# [What is being asked]
Review the material and extract every line in which the word "icon" occurs.

[START Record excerpts]

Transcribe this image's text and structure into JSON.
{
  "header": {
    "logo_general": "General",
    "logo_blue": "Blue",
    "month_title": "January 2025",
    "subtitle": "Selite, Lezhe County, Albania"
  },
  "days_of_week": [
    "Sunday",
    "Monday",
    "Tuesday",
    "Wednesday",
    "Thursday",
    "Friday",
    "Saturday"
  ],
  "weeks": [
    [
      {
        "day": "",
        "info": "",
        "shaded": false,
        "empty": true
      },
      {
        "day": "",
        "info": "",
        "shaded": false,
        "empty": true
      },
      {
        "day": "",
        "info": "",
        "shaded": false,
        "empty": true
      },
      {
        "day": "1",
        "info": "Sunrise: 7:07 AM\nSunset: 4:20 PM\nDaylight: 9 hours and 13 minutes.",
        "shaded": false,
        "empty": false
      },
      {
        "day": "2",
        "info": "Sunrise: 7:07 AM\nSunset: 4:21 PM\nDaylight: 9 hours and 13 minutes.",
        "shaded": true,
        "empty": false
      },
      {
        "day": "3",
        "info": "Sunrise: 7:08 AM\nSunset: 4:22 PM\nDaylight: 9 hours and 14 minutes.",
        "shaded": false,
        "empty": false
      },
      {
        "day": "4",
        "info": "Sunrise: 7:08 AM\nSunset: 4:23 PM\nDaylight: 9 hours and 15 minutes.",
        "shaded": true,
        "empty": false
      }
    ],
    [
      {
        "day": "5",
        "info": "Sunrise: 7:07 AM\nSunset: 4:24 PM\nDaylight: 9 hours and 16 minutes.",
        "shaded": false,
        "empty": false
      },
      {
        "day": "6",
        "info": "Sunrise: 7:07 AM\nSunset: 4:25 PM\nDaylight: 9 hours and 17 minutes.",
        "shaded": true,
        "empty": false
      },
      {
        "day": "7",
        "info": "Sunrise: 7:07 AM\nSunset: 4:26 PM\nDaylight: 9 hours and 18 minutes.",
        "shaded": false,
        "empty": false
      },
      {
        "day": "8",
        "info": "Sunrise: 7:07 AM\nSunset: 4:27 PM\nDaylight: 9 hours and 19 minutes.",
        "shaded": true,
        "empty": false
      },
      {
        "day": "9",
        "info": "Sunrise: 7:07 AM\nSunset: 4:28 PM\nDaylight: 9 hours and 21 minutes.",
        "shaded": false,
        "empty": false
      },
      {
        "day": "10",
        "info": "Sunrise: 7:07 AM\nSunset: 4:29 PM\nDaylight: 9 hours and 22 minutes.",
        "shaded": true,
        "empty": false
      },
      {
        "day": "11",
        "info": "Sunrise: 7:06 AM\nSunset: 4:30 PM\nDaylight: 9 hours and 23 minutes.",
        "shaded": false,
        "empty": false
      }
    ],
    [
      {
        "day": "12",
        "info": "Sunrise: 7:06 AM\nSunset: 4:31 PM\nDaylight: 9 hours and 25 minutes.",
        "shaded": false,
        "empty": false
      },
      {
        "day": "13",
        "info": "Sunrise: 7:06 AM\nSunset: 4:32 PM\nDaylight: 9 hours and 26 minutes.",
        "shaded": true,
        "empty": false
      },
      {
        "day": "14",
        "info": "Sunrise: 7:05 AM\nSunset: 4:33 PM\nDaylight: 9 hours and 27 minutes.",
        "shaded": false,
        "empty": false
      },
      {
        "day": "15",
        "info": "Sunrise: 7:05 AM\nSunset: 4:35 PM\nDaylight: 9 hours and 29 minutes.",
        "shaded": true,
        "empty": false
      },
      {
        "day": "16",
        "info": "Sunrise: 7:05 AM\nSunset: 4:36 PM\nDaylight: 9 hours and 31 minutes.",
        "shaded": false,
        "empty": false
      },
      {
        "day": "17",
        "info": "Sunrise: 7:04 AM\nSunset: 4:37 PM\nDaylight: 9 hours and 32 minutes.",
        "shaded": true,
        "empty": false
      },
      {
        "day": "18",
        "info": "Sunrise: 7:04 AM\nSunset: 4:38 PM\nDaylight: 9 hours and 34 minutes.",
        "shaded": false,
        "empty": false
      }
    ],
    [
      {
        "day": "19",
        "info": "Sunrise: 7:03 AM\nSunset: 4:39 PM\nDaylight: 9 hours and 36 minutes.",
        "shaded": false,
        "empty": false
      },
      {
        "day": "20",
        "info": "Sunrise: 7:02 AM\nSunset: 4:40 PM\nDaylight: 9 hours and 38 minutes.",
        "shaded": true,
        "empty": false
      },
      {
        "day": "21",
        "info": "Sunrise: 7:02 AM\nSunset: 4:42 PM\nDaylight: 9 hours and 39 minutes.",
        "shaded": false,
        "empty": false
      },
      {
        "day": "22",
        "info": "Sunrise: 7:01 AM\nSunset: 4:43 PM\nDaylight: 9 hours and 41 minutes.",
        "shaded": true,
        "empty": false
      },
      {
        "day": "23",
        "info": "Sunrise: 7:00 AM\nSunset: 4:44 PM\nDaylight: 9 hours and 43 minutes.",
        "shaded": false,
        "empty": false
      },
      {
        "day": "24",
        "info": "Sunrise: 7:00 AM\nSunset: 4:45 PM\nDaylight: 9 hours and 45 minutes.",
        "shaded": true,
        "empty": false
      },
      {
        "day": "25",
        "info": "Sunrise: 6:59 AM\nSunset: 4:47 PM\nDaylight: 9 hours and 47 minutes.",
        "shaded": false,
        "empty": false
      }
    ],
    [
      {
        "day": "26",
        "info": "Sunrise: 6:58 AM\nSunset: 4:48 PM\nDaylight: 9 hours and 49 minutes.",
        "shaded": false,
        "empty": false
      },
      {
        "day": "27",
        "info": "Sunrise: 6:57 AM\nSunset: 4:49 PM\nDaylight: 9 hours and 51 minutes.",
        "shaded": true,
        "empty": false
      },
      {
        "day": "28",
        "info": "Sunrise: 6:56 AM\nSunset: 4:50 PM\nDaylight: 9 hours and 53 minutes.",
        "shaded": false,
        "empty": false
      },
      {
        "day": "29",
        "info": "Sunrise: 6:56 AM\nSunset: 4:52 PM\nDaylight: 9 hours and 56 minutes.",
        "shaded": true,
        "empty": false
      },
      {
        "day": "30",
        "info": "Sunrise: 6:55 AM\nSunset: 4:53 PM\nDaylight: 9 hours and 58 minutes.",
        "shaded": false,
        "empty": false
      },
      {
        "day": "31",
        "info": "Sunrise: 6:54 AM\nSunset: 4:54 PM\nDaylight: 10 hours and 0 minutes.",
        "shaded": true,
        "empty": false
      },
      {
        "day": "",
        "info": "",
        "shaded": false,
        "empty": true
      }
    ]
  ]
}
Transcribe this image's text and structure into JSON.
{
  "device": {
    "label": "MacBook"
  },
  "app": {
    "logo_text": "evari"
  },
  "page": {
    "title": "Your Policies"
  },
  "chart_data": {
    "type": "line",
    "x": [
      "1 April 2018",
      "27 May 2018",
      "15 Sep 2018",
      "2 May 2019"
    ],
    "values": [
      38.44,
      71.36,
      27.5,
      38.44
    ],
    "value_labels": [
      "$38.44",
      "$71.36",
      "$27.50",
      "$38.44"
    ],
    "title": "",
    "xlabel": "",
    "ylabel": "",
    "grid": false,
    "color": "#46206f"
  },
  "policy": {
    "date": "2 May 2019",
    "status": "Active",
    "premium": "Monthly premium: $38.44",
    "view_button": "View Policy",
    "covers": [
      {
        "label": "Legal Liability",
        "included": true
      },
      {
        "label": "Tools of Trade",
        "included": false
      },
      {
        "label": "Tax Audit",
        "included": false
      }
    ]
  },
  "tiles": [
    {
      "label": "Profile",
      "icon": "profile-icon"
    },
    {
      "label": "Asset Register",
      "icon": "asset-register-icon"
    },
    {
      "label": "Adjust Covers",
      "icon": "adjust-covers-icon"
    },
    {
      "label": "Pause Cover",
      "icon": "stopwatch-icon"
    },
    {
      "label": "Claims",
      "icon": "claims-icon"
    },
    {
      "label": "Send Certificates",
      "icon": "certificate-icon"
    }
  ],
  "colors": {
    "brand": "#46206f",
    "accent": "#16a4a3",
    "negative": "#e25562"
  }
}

[END Record excerpts]

# [Full answer]
      "icon": "profile-icon"
      "icon": "asset-register-icon"
      "icon": "adjust-covers-icon"
      "icon": "stopwatch-icon"
      "icon": "claims-icon"
      "icon": "certificate-icon"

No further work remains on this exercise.